PROBLEM DETAILS — Extract all records. Keep each one exact.

(Figure record extracts)
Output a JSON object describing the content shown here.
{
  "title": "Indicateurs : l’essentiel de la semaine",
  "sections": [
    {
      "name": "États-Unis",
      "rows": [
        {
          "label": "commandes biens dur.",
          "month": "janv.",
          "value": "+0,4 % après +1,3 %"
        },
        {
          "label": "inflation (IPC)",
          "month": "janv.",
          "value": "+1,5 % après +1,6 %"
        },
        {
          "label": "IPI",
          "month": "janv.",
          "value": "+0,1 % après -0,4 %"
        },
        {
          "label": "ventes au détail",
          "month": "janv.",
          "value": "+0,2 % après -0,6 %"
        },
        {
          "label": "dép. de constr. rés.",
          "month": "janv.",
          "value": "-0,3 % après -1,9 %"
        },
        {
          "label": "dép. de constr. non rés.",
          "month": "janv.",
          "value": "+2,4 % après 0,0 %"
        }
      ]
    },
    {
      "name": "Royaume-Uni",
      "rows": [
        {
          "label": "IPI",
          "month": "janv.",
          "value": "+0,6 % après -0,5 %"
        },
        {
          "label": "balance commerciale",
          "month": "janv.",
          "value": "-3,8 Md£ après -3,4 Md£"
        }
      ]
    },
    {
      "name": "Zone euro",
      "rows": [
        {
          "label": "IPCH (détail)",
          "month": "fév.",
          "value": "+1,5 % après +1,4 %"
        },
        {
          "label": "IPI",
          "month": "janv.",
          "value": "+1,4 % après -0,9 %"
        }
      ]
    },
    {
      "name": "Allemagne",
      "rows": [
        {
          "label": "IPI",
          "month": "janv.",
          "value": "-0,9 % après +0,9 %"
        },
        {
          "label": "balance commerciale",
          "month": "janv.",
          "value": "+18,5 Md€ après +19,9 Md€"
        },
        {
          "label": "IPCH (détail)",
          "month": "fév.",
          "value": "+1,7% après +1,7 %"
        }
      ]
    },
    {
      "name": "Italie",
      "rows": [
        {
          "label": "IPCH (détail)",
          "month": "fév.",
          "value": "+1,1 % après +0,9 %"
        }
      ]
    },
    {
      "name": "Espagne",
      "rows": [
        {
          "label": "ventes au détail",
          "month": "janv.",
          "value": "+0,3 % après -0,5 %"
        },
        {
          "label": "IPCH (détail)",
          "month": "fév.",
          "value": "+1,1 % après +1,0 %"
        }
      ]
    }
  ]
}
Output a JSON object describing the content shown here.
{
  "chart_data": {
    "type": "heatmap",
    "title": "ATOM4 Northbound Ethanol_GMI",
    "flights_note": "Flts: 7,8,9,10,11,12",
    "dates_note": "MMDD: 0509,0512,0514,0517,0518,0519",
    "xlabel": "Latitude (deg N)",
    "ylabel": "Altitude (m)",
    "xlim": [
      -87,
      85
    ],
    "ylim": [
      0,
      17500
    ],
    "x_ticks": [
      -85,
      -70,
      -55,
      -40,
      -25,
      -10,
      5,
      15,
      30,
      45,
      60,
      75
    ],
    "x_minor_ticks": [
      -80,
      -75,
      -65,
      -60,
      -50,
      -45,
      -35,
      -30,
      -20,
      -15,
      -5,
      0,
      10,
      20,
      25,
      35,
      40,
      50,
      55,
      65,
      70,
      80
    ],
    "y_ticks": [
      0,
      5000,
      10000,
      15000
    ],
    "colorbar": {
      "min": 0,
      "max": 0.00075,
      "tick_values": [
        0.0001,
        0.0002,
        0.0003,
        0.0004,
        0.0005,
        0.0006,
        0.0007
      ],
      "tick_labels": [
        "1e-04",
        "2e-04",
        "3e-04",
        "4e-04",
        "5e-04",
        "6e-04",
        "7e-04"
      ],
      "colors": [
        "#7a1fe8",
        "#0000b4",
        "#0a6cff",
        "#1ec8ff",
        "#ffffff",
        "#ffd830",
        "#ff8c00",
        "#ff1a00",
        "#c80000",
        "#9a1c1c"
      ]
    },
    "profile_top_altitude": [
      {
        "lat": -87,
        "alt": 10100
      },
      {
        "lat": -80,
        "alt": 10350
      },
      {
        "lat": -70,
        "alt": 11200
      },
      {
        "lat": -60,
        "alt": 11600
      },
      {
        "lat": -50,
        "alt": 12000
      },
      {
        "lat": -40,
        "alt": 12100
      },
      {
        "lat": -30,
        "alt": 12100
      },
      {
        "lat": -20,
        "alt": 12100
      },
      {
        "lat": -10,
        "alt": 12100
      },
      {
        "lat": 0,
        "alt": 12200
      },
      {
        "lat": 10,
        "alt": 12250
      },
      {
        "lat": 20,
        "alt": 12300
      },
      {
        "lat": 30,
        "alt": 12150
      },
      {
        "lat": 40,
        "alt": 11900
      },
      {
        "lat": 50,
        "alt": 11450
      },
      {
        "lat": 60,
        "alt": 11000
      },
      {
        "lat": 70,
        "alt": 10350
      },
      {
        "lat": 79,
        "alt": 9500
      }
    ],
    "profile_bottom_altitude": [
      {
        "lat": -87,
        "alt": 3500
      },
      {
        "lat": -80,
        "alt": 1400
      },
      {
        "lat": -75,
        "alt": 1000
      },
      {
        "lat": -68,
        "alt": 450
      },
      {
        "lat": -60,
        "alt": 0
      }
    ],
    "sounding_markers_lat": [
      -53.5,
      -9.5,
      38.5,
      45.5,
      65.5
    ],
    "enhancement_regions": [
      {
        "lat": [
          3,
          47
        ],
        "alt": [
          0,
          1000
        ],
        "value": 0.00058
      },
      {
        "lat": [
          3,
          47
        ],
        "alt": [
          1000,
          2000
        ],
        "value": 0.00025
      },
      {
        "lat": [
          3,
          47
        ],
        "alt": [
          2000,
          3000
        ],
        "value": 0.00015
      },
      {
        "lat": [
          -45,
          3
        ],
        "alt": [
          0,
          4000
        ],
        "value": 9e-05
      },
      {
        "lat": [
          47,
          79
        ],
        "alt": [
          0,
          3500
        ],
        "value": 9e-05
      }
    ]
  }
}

WRITTEN ANSWER —
Output a JSON object describing the content shown here.
{
  "title": "Indicateurs : l’essentiel de la semaine",
  "sections": [
    {
      "name": "États-Unis",
      "rows": [
        {
          "label": "commandes biens dur.",
          "month": "janv.",
          "value": "+0,4 % après +1,3 %"
        },
        {
          "label": "inflation (IPC)",
          "month": "janv.",
          "value": "+1,5 % après +1,6 %"
        },
        {
          "label": "IPI",
          "month": "janv.",
          "value": "+0,1 % après -0,4 %"
        },
        {
          "label": "ventes au détail",
          "month": "janv.",
          "value": "+0,2 % après -0,6 %"
        },
        {
          "label": "dép. de constr. rés.",
          "month": "janv.",
          "value": "-0,3 % après -1,9 %"
        },
        {
          "label": "dép. de constr. non rés.",
          "month": "janv.",
          "value": "+2,4 % après 0,0 %"
        }
      ]
    },
    {
      "name": "Royaume-Uni",
      "rows": [
        {
          "label": "IPI",
          "month": "janv.",
          "value": "+0,6 % après -0,5 %"
        },
        {
          "label": "balance commerciale",
          "month": "janv.",
          "value": "-3,8 Md£ après -3,4 Md£"
        }
      ]
    },
    {
      "name": "Zone euro",
      "rows": [
        {
          "label": "IPCH (détail)",
          "month": "fév.",
          "value": "+1,5 % après +1,4 %"
        },
        {
          "label": "IPI",
          "month": "janv.",
          "value": "+1,4 % après -0,9 %"
        }
      ]
    },
    {
      "name": "Allemagne",
      "rows": [
        {
          "label": "IPI",
          "month": "janv.",
          "value": "-0,9 % après +0,9 %"
        },
        {
          "label": "balance commerciale",
          "month": "janv.",
          "value": "+18,5 Md€ après +19,9 Md€"
        },
        {
          "label": "IPCH (détail)",
          "month": "fév.",
          "value": "+1,7% après +1,7 %"
        }
      ]
    },
    {
      "name": "Italie",
      "rows": [
        {
          "label": "IPCH (détail)",
          "month": "fév.",
          "value": "+1,1 % après +0,9 %"
        }
      ]
    },
    {
      "name": "Espagne",
      "rows": [
        {
          "label": "ventes au détail",
          "month": "janv.",
          "value": "+0,3 % après -0,5 %"
        },
        {
          "label": "IPCH (détail)",
          "month": "fév.",
          "value": "+1,1 % après +1,0 %"
        }
      ]
    }
  ]
}
Output a JSON object describing the content shown here.
{
  "chart_data": {
    "type": "heatmap",
    "title": "ATOM4 Northbound Ethanol_GMI",
    "flights_note": "Flts: 7,8,9,10,11,12",
    "dates_note": "MMDD: 0509,0512,0514,0517,0518,0519",
    "xlabel": "Latitude (deg N)",
    "ylabel": "Altitude (m)",
    "xlim": [
      -87,
      85
    ],
    "ylim": [
      0,
      17500
    ],
    "x_ticks": [
      -85,
      -70,
      -55,
      -40,
      -25,
      -10,
      5,
      15,
      30,
      45,
      60,
      75
    ],
    "x_minor_ticks": [
      -80,
      -75,
      -65,
      -60,
      -50,
      -45,
      -35,
      -30,
      -20,
      -15,
      -5,
      0,
      10,
      20,
      25,
      35,
      40,
      50,
      55,
      65,
      70,
      80
    ],
    "y_ticks": [
      0,
      5000,
      10000,
      15000
    ],
    "colorbar": {
      "min": 0,
      "max": 0.00075,
      "tick_values": [
        0.0001,
        0.0002,
        0.0003,
        0.0004,
        0.0005,
        0.0006,
        0.0007
      ],
      "tick_labels": [
        "1e-04",
        "2e-04",
        "3e-04",
        "4e-04",
        "5e-04",
        "6e-04",
        "7e-04"
      ],
      "colors": [
        "#7a1fe8",
        "#0000b4",
        "#0a6cff",
        "#1ec8ff",
        "#ffffff",
        "#ffd830",
        "#ff8c00",
        "#ff1a00",
        "#c80000",
        "#9a1c1c"
      ]
    },
    "profile_top_altitude": [
      {
        "lat": -87,
        "alt": 10100
      },
      {
        "lat": -80,
        "alt": 10350
      },
      {
        "lat": -70,
        "alt": 11200
      },
      {
        "lat": -60,
        "alt": 11600
      },
      {
        "lat": -50,
        "alt": 12000
      },
      {
        "lat": -40,
        "alt": 12100
      },
      {
        "lat": -30,
        "alt": 12100
      },
      {
        "lat": -20,
        "alt": 12100
      },
      {
        "lat": -10,
        "alt": 12100
      },
      {
        "lat": 0,
        "alt": 12200
      },
      {
        "lat": 10,
        "alt": 12250
      },
      {
        "lat": 20,
        "alt": 12300
      },
      {
        "lat": 30,
        "alt": 12150
      },
      {
        "lat": 40,
        "alt": 11900
      },
      {
        "lat": 50,
        "alt": 11450
      },
      {
        "lat": 60,
        "alt": 11000
      },
      {
        "lat": 70,
        "alt": 10350
      },
      {
        "lat": 79,
        "alt": 9500
      }
    ],
    "profile_bottom_altitude": [
      {
        "lat": -87,
        "alt": 3500
      },
      {
        "lat": -80,
        "alt": 1400
      },
      {
        "lat": -75,
        "alt": 1000
      },
      {
        "lat": -68,
        "alt": 450
      },
      {
        "lat": -60,
        "alt": 0
      }
    ],
    "sounding_markers_lat": [
      -53.5,
      -9.5,
      38.5,
      45.5,
      65.5
    ],
    "enhancement_regions": [
      {
        "lat": [
          3,
          47
        ],
        "alt": [
          0,
          1000
        ],
        "value": 0.00058
      },
      {
        "lat": [
          3,
          47
        ],
        "alt": [
          1000,
          2000
        ],
        "value": 0.00025
      },
      {
        "lat": [
          3,
          47
        ],
        "alt": [
          2000,
          3000
        ],
        "value": 0.00015
      },
      {
        "lat": [
          -45,
          3
        ],
        "alt": [
          0,
          4000
        ],
        "value": 9e-05
      },
      {
        "lat": [
          47,
          79
        ],
        "alt": [
          0,
          3500
        ],
        "value": 9e-05
      }
    ]
  }
}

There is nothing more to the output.